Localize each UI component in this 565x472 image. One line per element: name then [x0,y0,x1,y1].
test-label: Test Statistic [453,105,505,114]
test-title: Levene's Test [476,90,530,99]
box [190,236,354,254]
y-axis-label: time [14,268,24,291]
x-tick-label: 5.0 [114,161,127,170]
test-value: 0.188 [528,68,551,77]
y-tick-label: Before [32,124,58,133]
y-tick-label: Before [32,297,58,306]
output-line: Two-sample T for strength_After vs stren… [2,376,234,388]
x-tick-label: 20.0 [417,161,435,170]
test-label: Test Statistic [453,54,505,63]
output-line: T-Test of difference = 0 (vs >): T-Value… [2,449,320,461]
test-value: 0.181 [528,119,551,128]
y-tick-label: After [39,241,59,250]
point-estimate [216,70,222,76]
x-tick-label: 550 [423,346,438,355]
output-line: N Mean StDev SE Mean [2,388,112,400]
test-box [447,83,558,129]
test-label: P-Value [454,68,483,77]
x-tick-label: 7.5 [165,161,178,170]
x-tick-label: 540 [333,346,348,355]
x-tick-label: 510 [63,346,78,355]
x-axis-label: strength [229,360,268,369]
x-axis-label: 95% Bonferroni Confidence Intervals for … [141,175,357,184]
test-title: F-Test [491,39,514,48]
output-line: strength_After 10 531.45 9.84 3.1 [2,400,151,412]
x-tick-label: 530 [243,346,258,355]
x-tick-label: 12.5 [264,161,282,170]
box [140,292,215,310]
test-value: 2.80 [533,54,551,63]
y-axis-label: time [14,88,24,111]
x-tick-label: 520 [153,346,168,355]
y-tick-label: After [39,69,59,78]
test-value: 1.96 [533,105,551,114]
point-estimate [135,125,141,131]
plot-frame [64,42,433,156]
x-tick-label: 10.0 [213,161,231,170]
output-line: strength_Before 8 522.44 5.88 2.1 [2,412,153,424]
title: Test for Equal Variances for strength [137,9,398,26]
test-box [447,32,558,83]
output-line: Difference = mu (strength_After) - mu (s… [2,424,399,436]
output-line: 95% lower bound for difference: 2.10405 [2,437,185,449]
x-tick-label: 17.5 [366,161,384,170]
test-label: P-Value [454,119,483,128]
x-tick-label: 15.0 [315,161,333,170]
....................
> _Task brief_
Print everything from the first line of the material down to the line containing "y-tick-label: Before [32,124,58,133]", both included, with each line unchanged.

> _Solved exercise_
Localize each UI component in this 565x472 image. One line per element: name then [x0,y0,x1,y1].
test-label: Test Statistic [453,105,505,114]
test-title: Levene's Test [476,90,530,99]
box [190,236,354,254]
y-axis-label: time [14,268,24,291]
x-tick-label: 5.0 [114,161,127,170]
test-value: 0.188 [528,68,551,77]
y-tick-label: Before [32,124,58,133]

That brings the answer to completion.